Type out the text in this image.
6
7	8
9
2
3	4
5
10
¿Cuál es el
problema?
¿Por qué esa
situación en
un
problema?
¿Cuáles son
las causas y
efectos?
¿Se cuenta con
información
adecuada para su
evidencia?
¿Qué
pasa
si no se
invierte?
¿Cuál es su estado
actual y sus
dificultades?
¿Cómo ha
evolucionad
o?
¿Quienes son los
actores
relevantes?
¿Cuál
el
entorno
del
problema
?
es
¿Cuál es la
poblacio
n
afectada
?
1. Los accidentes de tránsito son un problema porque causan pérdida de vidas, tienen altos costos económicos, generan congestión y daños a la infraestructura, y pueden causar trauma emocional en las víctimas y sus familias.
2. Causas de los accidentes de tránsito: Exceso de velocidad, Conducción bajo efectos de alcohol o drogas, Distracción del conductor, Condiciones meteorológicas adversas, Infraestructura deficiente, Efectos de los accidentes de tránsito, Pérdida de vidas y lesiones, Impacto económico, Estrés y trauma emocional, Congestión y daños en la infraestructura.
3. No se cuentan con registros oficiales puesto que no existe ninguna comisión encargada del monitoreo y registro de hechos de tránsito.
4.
--
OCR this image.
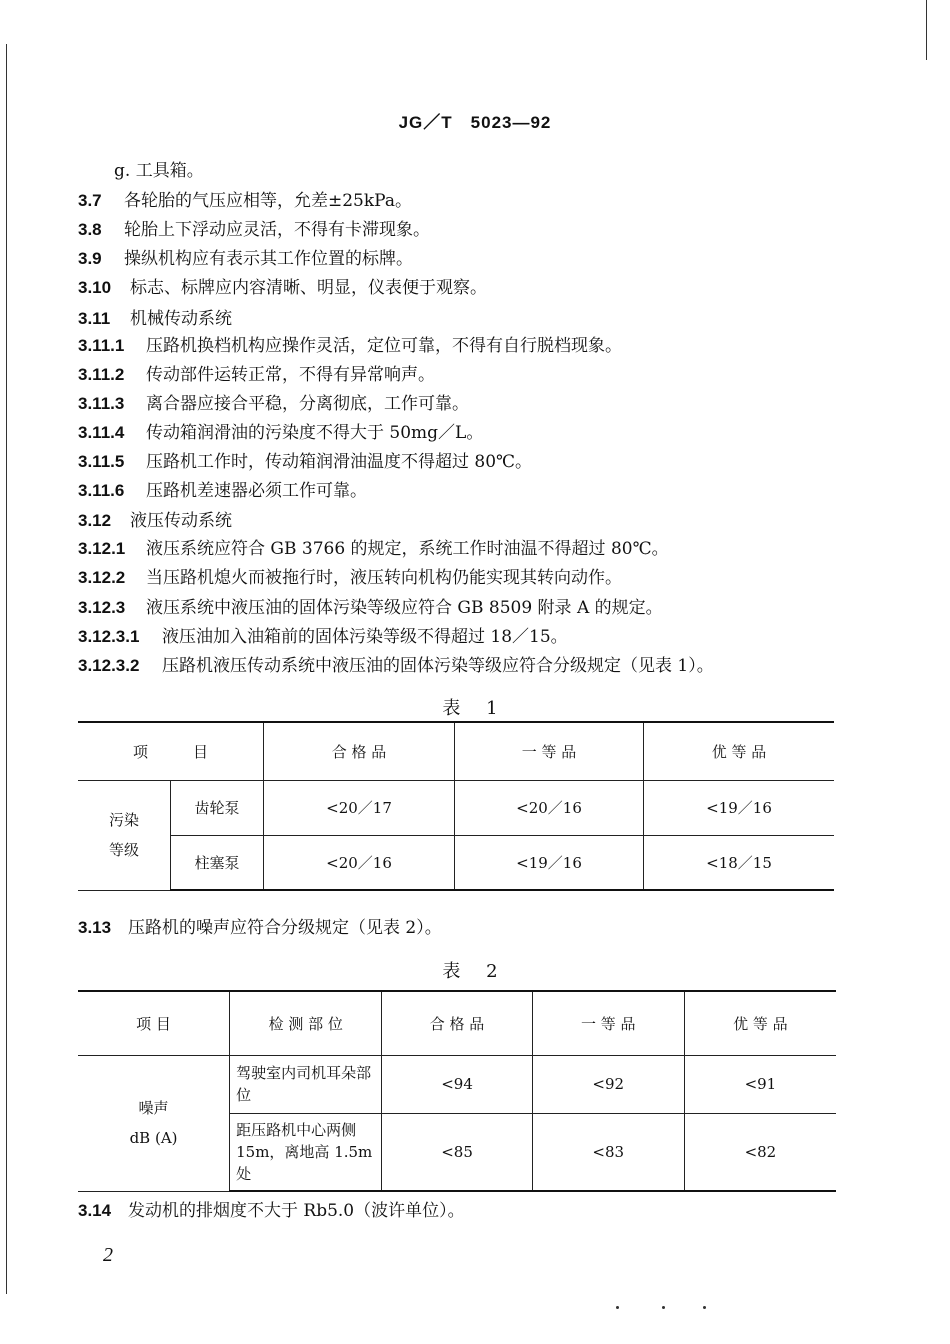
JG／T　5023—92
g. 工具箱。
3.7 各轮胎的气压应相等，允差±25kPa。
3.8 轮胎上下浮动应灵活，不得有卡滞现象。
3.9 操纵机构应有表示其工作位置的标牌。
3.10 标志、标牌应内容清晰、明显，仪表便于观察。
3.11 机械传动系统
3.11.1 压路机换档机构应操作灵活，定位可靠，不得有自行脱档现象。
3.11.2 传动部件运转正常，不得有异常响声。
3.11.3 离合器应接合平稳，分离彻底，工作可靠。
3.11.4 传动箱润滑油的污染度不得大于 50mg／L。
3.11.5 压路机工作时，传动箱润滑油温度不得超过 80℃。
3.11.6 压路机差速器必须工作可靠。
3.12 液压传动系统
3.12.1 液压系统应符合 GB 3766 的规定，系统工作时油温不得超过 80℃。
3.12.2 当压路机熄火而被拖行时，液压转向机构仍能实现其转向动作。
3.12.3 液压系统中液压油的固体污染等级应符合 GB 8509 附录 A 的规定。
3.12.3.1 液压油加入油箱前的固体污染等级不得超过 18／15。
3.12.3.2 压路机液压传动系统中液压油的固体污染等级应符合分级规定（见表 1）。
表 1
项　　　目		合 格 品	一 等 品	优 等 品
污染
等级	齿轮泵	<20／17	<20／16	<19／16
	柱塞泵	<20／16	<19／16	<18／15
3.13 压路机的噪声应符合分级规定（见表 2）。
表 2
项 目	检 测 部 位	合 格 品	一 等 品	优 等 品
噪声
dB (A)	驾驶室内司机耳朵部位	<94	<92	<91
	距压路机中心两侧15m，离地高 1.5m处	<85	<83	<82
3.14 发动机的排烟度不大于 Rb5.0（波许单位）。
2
* * *
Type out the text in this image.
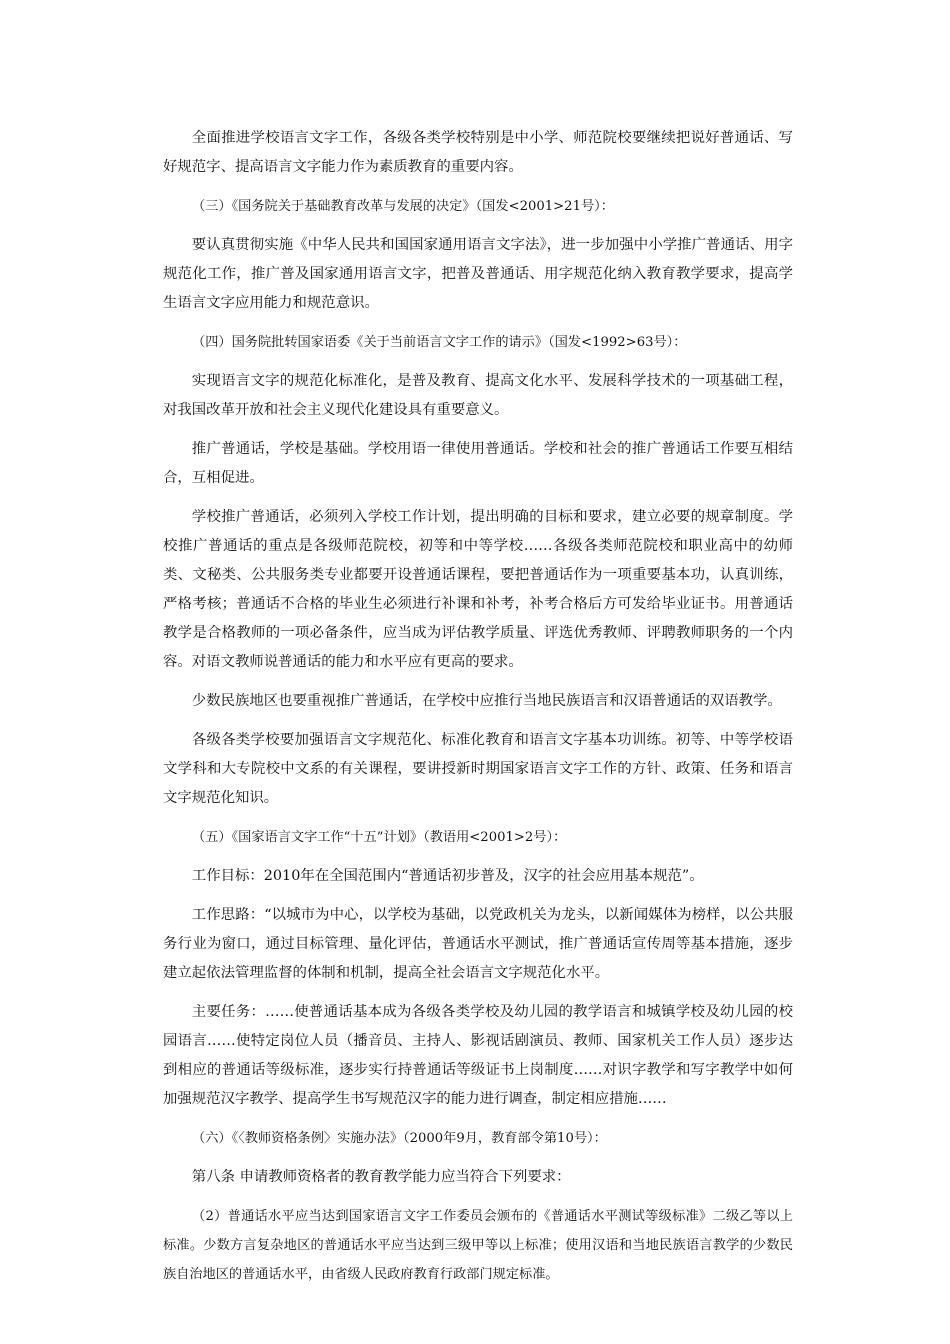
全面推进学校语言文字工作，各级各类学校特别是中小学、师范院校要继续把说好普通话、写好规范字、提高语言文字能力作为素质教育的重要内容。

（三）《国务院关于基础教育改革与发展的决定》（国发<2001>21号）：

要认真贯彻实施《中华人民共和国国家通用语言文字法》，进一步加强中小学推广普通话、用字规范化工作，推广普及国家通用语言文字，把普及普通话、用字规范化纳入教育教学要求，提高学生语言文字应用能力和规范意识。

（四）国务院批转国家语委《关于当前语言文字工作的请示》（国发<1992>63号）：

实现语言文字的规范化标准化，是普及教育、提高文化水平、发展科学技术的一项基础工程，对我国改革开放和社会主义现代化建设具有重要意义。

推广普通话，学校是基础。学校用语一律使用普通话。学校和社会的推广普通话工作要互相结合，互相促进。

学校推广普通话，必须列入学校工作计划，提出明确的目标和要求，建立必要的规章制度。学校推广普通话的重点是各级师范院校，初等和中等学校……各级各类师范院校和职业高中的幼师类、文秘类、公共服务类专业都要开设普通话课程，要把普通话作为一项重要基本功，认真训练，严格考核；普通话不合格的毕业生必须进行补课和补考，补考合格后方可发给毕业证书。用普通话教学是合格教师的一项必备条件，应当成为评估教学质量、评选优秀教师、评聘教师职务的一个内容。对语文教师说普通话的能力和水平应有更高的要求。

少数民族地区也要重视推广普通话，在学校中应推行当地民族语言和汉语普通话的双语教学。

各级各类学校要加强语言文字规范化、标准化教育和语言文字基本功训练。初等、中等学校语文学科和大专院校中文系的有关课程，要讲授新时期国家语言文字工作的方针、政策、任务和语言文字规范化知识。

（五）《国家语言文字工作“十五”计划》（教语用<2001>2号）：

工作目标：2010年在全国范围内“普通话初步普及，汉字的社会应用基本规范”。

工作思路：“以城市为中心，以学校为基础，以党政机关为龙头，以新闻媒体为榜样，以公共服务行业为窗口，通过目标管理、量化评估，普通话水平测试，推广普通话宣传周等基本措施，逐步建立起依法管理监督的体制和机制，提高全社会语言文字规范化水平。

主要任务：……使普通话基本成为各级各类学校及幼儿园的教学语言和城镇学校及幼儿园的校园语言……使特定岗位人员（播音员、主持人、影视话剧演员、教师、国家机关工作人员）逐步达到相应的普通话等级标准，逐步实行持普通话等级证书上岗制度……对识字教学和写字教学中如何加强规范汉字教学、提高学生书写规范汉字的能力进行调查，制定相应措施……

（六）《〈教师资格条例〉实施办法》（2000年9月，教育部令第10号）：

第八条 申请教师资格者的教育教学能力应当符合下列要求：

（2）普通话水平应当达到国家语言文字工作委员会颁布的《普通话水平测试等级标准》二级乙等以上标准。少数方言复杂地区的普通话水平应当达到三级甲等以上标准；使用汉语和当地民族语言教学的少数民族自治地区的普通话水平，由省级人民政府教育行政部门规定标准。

▶ **What is expected**:
In the listing above, count each line that holds the string "tránsito". Give the number only.

▶ **Task output**:
3